### Exercise description:
Read through the records below and copy each line that uses the word "Республики".

START Supplied material

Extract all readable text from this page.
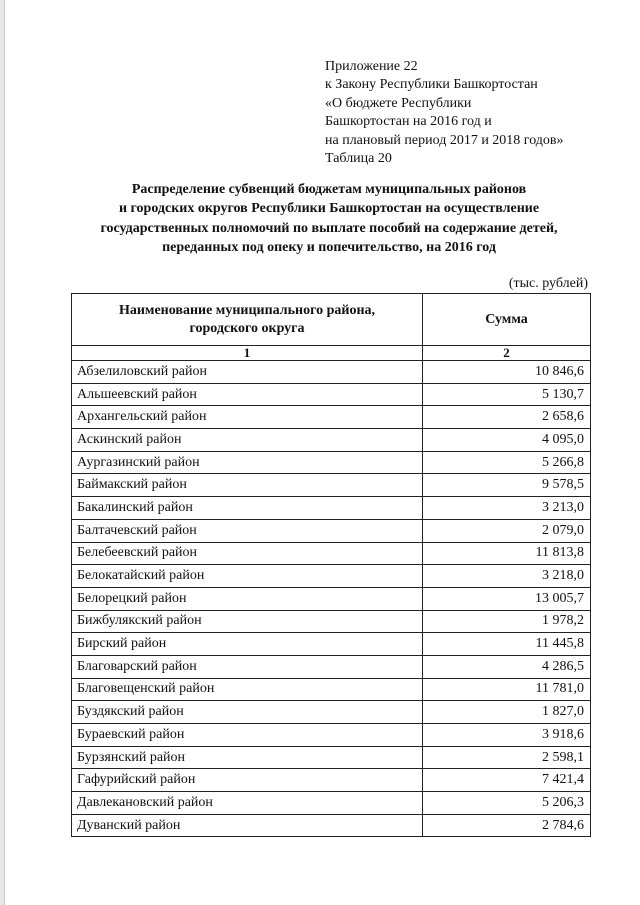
Приложение 22
к Закону Республики Башкортостан
«О бюджете Республики
Башкортостан на 2016 год и
на плановый период 2017 и 2018 годов»
Таблица 20
Распределение субвенций бюджетам муниципальных районов
и городских округов Республики Башкортостан на осуществление
государственных полномочий по выплате пособий на содержание детей,
переданных под опеку и попечительство, на 2016 год
(тыс. рублей)
Наименование муниципального района,
городского округа	Сумма
1	2
Абзелиловский район	10 846,6
Альшеевский район	5 130,7
Архангельский район	2 658,6
Аскинский район	4 095,0
Аургазинский район	5 266,8
Баймакский район	9 578,5
Бакалинский район	3 213,0
Балтачевский район	2 079,0
Белебеевский район	11 813,8
Белокатайский район	3 218,0
Белорецкий район	13 005,7
Бижбулякский район	1 978,2
Бирский район	11 445,8
Благоварский район	4 286,5
Благовещенский район	11 781,0
Буздякский район	1 827,0
Бураевский район	3 918,6
Бурзянский район	2 598,1
Гафурийский район	7 421,4
Давлекановский район	5 206,3
Дуванский район	2 784,6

END Supplied material

### Written reply:
к Закону Республики Башкортостан
«О бюджете Республики
и городских округов Республики Башкортостан на осуществление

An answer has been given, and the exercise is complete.